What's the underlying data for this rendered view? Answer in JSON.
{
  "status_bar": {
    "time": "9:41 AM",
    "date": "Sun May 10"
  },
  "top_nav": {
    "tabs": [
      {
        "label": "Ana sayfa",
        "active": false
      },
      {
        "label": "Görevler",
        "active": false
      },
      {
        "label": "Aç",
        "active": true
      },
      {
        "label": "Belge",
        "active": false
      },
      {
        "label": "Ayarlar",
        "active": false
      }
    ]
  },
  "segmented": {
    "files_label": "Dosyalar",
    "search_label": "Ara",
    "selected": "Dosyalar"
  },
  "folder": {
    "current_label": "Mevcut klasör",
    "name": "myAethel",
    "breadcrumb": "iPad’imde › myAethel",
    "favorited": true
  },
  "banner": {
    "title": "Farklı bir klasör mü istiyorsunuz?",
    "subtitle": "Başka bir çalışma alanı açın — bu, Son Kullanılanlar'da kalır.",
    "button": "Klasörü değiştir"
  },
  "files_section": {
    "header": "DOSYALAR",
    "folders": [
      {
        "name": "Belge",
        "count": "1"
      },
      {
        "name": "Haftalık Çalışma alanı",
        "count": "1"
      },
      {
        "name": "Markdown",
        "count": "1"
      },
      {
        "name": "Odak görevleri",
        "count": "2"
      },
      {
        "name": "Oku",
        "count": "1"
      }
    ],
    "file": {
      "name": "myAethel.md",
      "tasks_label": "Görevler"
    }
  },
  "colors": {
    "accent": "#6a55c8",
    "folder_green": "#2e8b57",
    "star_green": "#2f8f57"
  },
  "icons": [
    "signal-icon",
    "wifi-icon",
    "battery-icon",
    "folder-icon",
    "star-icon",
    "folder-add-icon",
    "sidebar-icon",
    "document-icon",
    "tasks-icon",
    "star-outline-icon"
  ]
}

EXERCISE GOAL: Output an exact copy of each record.

THE SOLUTION:
What's the underlying data for this rendered view? Answer in JSON.
{
  "status_bar": {
    "time": "9:41 AM",
    "date": "Sun May 10"
  },
  "top_nav": {
    "tabs": [
      {
        "label": "Ana sayfa",
        "active": false
      },
      {
        "label": "Görevler",
        "active": false
      },
      {
        "label": "Aç",
        "active": true
      },
      {
        "label": "Belge",
        "active": false
      },
      {
        "label": "Ayarlar",
        "active": false
      }
    ]
  },
  "segmented": {
    "files_label": "Dosyalar",
    "search_label": "Ara",
    "selected": "Dosyalar"
  },
  "folder": {
    "current_label": "Mevcut klasör",
    "name": "myAethel",
    "breadcrumb": "iPad’imde › myAethel",
    "favorited": true
  },
  "banner": {
    "title": "Farklı bir klasör mü istiyorsunuz?",
    "subtitle": "Başka bir çalışma alanı açın — bu, Son Kullanılanlar'da kalır.",
    "button": "Klasörü değiştir"
  },
  "files_section": {
    "header": "DOSYALAR",
    "folders": [
      {
        "name": "Belge",
        "count": "1"
      },
      {
        "name": "Haftalık Çalışma alanı",
        "count": "1"
      },
      {
        "name": "Markdown",
        "count": "1"
      },
      {
        "name": "Odak görevleri",
        "count": "2"
      },
      {
        "name": "Oku",
        "count": "1"
      }
    ],
    "file": {
      "name": "myAethel.md",
      "tasks_label": "Görevler"
    }
  },
  "colors": {
    "accent": "#6a55c8",
    "folder_green": "#2e8b57",
    "star_green": "#2f8f57"
  },
  "icons": [
    "signal-icon",
    "wifi-icon",
    "battery-icon",
    "folder-icon",
    "star-icon",
    "folder-add-icon",
    "sidebar-icon",
    "document-icon",
    "tasks-icon",
    "star-outline-icon"
  ]
}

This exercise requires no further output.